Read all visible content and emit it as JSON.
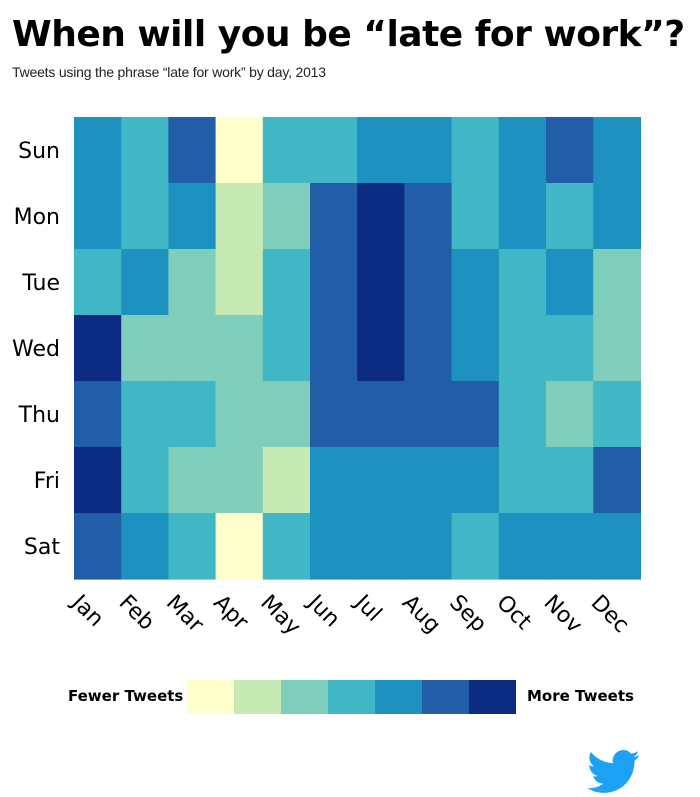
{
  "title": "When will you be “late for work”?",
  "subtitle": "Tweets using the phrase “late for work” by day, 2013",
  "legend": {
    "low_label": "Fewer Tweets",
    "high_label": "More Tweets",
    "colors": [
      "#ffffcc",
      "#c7e9b4",
      "#7fcdbb",
      "#41b6c4",
      "#1d91c0",
      "#225ea8",
      "#0c2c84"
    ]
  },
  "logo": {
    "icon": "twitter-bird-icon",
    "color": "#1da1f2"
  },
  "chart_data": {
    "type": "heatmap",
    "title": "When will you be “late for work”?",
    "subtitle": "Tweets using the phrase “late for work” by day, 2013",
    "x": [
      "Jan",
      "Feb",
      "Mar",
      "Apr",
      "May",
      "Jun",
      "Jul",
      "Aug",
      "Sep",
      "Oct",
      "Nov",
      "Dec"
    ],
    "y": [
      "Sun",
      "Mon",
      "Tue",
      "Wed",
      "Thu",
      "Fri",
      "Sat"
    ],
    "scale": "ordinal level 0 (fewer tweets) to 6 (more tweets)",
    "values": [
      [
        4,
        3,
        5,
        0,
        3,
        3,
        4,
        4,
        3,
        4,
        5,
        4
      ],
      [
        4,
        3,
        4,
        1,
        2,
        5,
        6,
        5,
        3,
        4,
        3,
        4
      ],
      [
        3,
        4,
        2,
        1,
        3,
        5,
        6,
        5,
        4,
        3,
        4,
        2
      ],
      [
        6,
        2,
        2,
        2,
        3,
        5,
        6,
        5,
        4,
        3,
        3,
        2
      ],
      [
        5,
        3,
        3,
        2,
        2,
        5,
        5,
        5,
        5,
        3,
        2,
        3
      ],
      [
        6,
        3,
        2,
        2,
        1,
        4,
        4,
        4,
        4,
        3,
        3,
        5
      ],
      [
        5,
        4,
        3,
        0,
        3,
        4,
        4,
        4,
        3,
        4,
        4,
        4
      ]
    ],
    "colors": [
      "#ffffcc",
      "#c7e9b4",
      "#7fcdbb",
      "#41b6c4",
      "#1d91c0",
      "#225ea8",
      "#0c2c84"
    ],
    "legend_position": "bottom"
  }
}
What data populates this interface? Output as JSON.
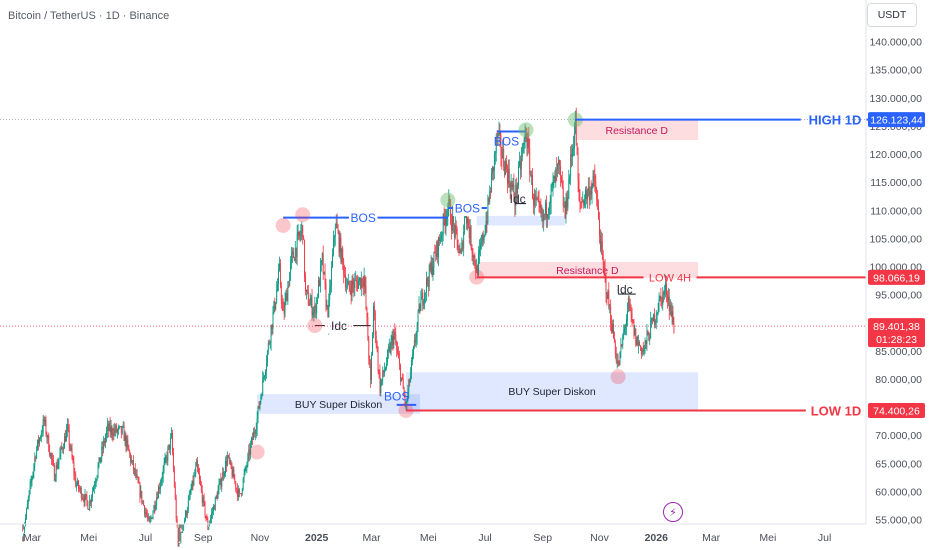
{
  "header": {
    "title": "Bitcoin / TetherUS · 1D · Binance",
    "currency": "USDT"
  },
  "chart_data": {
    "type": "candlestick",
    "symbol": "Bitcoin / TetherUS",
    "interval": "1D",
    "exchange": "Binance",
    "ylim": [
      55000,
      141000
    ],
    "y_ticks": [
      "140.000,00",
      "135.000,00",
      "130.000,00",
      "125.000,00",
      "120.000,00",
      "115.000,00",
      "110.000,00",
      "105.000,00",
      "100.000,00",
      "95.000,00",
      "90.000,00",
      "85.000,00",
      "80.000,00",
      "75.000,00",
      "70.000,00",
      "65.000,00",
      "60.000,00",
      "55.000,00"
    ],
    "y_tick_values": [
      140000,
      135000,
      130000,
      125000,
      120000,
      115000,
      110000,
      105000,
      100000,
      95000,
      90000,
      85000,
      80000,
      75000,
      70000,
      65000,
      60000,
      55000
    ],
    "x_ticks": [
      {
        "label": "Mar",
        "date": "2024-03-01"
      },
      {
        "label": "Mei",
        "date": "2024-05-01"
      },
      {
        "label": "Jul",
        "date": "2024-07-01"
      },
      {
        "label": "Sep",
        "date": "2024-09-01"
      },
      {
        "label": "Nov",
        "date": "2024-11-01"
      },
      {
        "label": "2025",
        "date": "2025-01-01"
      },
      {
        "label": "Mar",
        "date": "2025-03-01"
      },
      {
        "label": "Mei",
        "date": "2025-05-01"
      },
      {
        "label": "Jul",
        "date": "2025-07-01"
      },
      {
        "label": "Sep",
        "date": "2025-09-01"
      },
      {
        "label": "Nov",
        "date": "2025-11-01"
      },
      {
        "label": "2026",
        "date": "2026-01-01"
      },
      {
        "label": "Mar",
        "date": "2026-03-01"
      },
      {
        "label": "Mei",
        "date": "2026-05-01"
      },
      {
        "label": "Jul",
        "date": "2026-07-01"
      }
    ],
    "price_path": [
      [
        "2024-02-20",
        52000
      ],
      [
        "2024-03-05",
        67000
      ],
      [
        "2024-03-14",
        72500
      ],
      [
        "2024-03-25",
        63000
      ],
      [
        "2024-04-08",
        71000
      ],
      [
        "2024-04-17",
        61500
      ],
      [
        "2024-05-01",
        57500
      ],
      [
        "2024-05-21",
        71000
      ],
      [
        "2024-06-07",
        70500
      ],
      [
        "2024-06-24",
        60500
      ],
      [
        "2024-07-05",
        54000
      ],
      [
        "2024-07-29",
        69500
      ],
      [
        "2024-08-05",
        50000
      ],
      [
        "2024-08-25",
        64500
      ],
      [
        "2024-09-06",
        53500
      ],
      [
        "2024-09-27",
        66000
      ],
      [
        "2024-10-10",
        59000
      ],
      [
        "2024-10-29",
        73000
      ],
      [
        "2024-11-12",
        88000
      ],
      [
        "2024-11-22",
        99000
      ],
      [
        "2024-11-26",
        91000
      ],
      [
        "2024-12-05",
        101000
      ],
      [
        "2024-12-17",
        107000
      ],
      [
        "2024-12-20",
        95000
      ],
      [
        "2024-12-30",
        92000
      ],
      [
        "2025-01-07",
        101000
      ],
      [
        "2025-01-13",
        90500
      ],
      [
        "2025-01-21",
        108000
      ],
      [
        "2025-02-03",
        96000
      ],
      [
        "2025-02-21",
        98000
      ],
      [
        "2025-02-28",
        79000
      ],
      [
        "2025-03-03",
        93000
      ],
      [
        "2025-03-10",
        78500
      ],
      [
        "2025-03-25",
        88000
      ],
      [
        "2025-04-07",
        75000
      ],
      [
        "2025-04-22",
        93000
      ],
      [
        "2025-05-12",
        104000
      ],
      [
        "2025-05-22",
        111000
      ],
      [
        "2025-06-05",
        101500
      ],
      [
        "2025-06-10",
        110000
      ],
      [
        "2025-06-22",
        99000
      ],
      [
        "2025-07-03",
        109000
      ],
      [
        "2025-07-14",
        123000
      ],
      [
        "2025-08-02",
        112000
      ],
      [
        "2025-08-14",
        124000
      ],
      [
        "2025-08-22",
        112000
      ],
      [
        "2025-09-01",
        108000
      ],
      [
        "2025-09-18",
        117500
      ],
      [
        "2025-09-25",
        109000
      ],
      [
        "2025-10-06",
        126000
      ],
      [
        "2025-10-10",
        111000
      ],
      [
        "2025-10-27",
        115000
      ],
      [
        "2025-11-04",
        101000
      ],
      [
        "2025-11-21",
        82000
      ],
      [
        "2025-12-02",
        93000
      ],
      [
        "2025-12-10",
        87000
      ],
      [
        "2025-12-18",
        85000
      ],
      [
        "2026-01-05",
        94000
      ],
      [
        "2026-01-12",
        96000
      ],
      [
        "2026-01-20",
        89400
      ]
    ],
    "last_price": "89.401,38",
    "countdown": "01:28:23",
    "levels": {
      "high_1d": {
        "label": "HIGH 1D",
        "value": 126123.44,
        "tag": "126.123,44",
        "color": "#2962ff"
      },
      "low_4h": {
        "label": "LOW 4H",
        "value": 98066.19,
        "tag": "98.066,19",
        "color": "#f23645"
      },
      "low_1d": {
        "label": "LOW 1D",
        "value": 74400.26,
        "tag": "74.400,26",
        "color": "#f23645"
      }
    },
    "zones": [
      {
        "label": "Resistance D",
        "from": "2025-10-06",
        "to": "2026-02-15",
        "low": 122500,
        "high": 126000,
        "kind": "resistance"
      },
      {
        "label": "Resistance D",
        "from": "2025-06-22",
        "to": "2026-02-15",
        "low": 98000,
        "high": 100800,
        "kind": "resistance"
      },
      {
        "label": "BUY Super Diskon",
        "from": "2024-10-29",
        "to": "2025-04-22",
        "low": 73800,
        "high": 77300,
        "kind": "buy"
      },
      {
        "label": "BUY Super Diskon",
        "from": "2025-04-07",
        "to": "2026-02-15",
        "low": 74500,
        "high": 81200,
        "kind": "buy"
      },
      {
        "label": "",
        "from": "2025-06-22",
        "to": "2025-09-25",
        "low": 107300,
        "high": 109000,
        "kind": "buy"
      }
    ],
    "annotations": [
      {
        "label": "BOS",
        "color": "#2962ff",
        "from": "2024-11-26",
        "to": "2025-05-22",
        "value": 108700,
        "text_at": "2025-02-20"
      },
      {
        "label": "BOS",
        "color": "#2962ff",
        "from": "2025-05-22",
        "to": "2025-07-03",
        "value": 110400,
        "text_at": "2025-06-12"
      },
      {
        "label": "BOS",
        "color": "#2962ff",
        "from": "2025-07-14",
        "to": "2025-08-14",
        "value": 124000,
        "text_at": "2025-07-24",
        "text_value": 122300
      },
      {
        "label": "BOS",
        "color": "#2962ff",
        "from": "2025-03-28",
        "to": "2025-04-18",
        "value": 75400,
        "text_at": "2025-03-28",
        "text_value": 77000
      },
      {
        "label": "Idc",
        "color": "#2a2e39",
        "from": "2024-12-30",
        "to": "2025-02-28",
        "value": 89500,
        "text_at": "2025-01-25"
      },
      {
        "label": "Idc",
        "color": "#2a2e39",
        "from": "2025-08-02",
        "to": "2025-08-14",
        "value": 111200,
        "text_at": "2025-08-05",
        "text_value": 112100
      },
      {
        "label": "Idc",
        "color": "#2a2e39",
        "from": "2025-11-21",
        "to": "2025-12-10",
        "value": 95100,
        "text_at": "2025-11-28",
        "text_value": 96000
      }
    ],
    "circles": [
      {
        "date": "2024-10-29",
        "value": 67000,
        "color": "red"
      },
      {
        "date": "2024-11-26",
        "value": 107300,
        "color": "red"
      },
      {
        "date": "2024-12-17",
        "value": 109200,
        "color": "red"
      },
      {
        "date": "2024-12-30",
        "value": 89500,
        "color": "red"
      },
      {
        "date": "2025-04-07",
        "value": 74400,
        "color": "red"
      },
      {
        "date": "2025-05-22",
        "value": 111800,
        "color": "green"
      },
      {
        "date": "2025-06-22",
        "value": 98100,
        "color": "red"
      },
      {
        "date": "2025-08-14",
        "value": 124300,
        "color": "green"
      },
      {
        "date": "2025-10-06",
        "value": 126100,
        "color": "green"
      },
      {
        "date": "2025-11-21",
        "value": 80400,
        "color": "red"
      }
    ]
  }
}
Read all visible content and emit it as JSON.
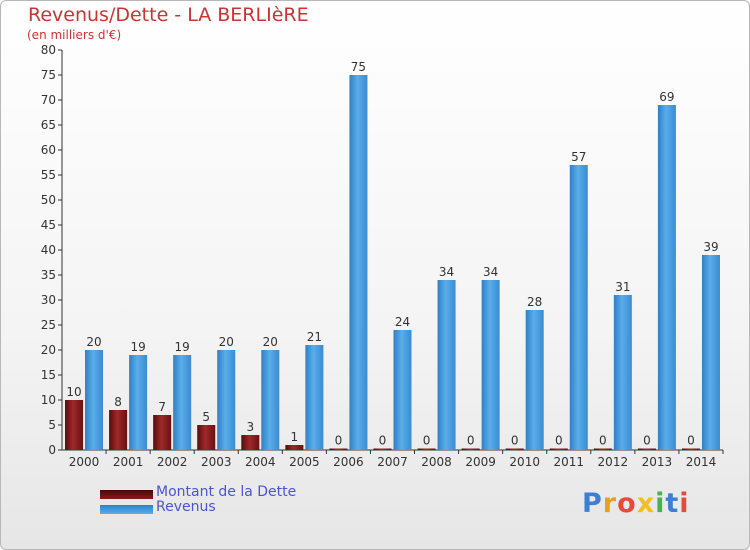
{
  "header": {
    "title": "Revenus/Dette - LA BERLIèRE",
    "subtitle": "(en milliers d'€)"
  },
  "chart_data": {
    "type": "bar",
    "title": "Revenus/Dette - LA BERLIèRE",
    "ylabel": "(en milliers d'€)",
    "xlabel": "",
    "ylim": [
      0,
      80
    ],
    "ytick_step": 5,
    "grid": false,
    "legend_position": "bottom-left",
    "categories": [
      "2000",
      "2001",
      "2002",
      "2003",
      "2004",
      "2005",
      "2006",
      "2007",
      "2008",
      "2009",
      "2010",
      "2011",
      "2012",
      "2013",
      "2014"
    ],
    "series": [
      {
        "name": "Montant de la Dette",
        "color": "#8b1a1a",
        "values": [
          10,
          8,
          7,
          5,
          3,
          1,
          0,
          0,
          0,
          0,
          0,
          0,
          0,
          0,
          0
        ]
      },
      {
        "name": "Revenus",
        "color": "#3d95db",
        "values": [
          20,
          19,
          19,
          20,
          20,
          21,
          75,
          24,
          34,
          34,
          28,
          57,
          31,
          69,
          39
        ]
      }
    ]
  },
  "legend": {
    "items": [
      {
        "label": "Montant de la Dette",
        "color": "#6b0f0f"
      },
      {
        "label": "Revenus",
        "color": "#3d95db"
      }
    ]
  },
  "logo": {
    "letters": [
      "P",
      "r",
      "o",
      "x",
      "i",
      "t",
      "i"
    ],
    "colors": [
      "#3d7fd6",
      "#e8a020",
      "#e84a3a",
      "#f0c020",
      "#3fb54a",
      "#3d7fd6",
      "#e84a3a"
    ]
  }
}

◇ ◇ ◇ ◇

Your objective. Identify the lines in the entries above that contain "milliers", then copy them out.

Response below.
    "subtitle": "(en milliers d'€)"
    "ylabel": "(en milliers d'€)",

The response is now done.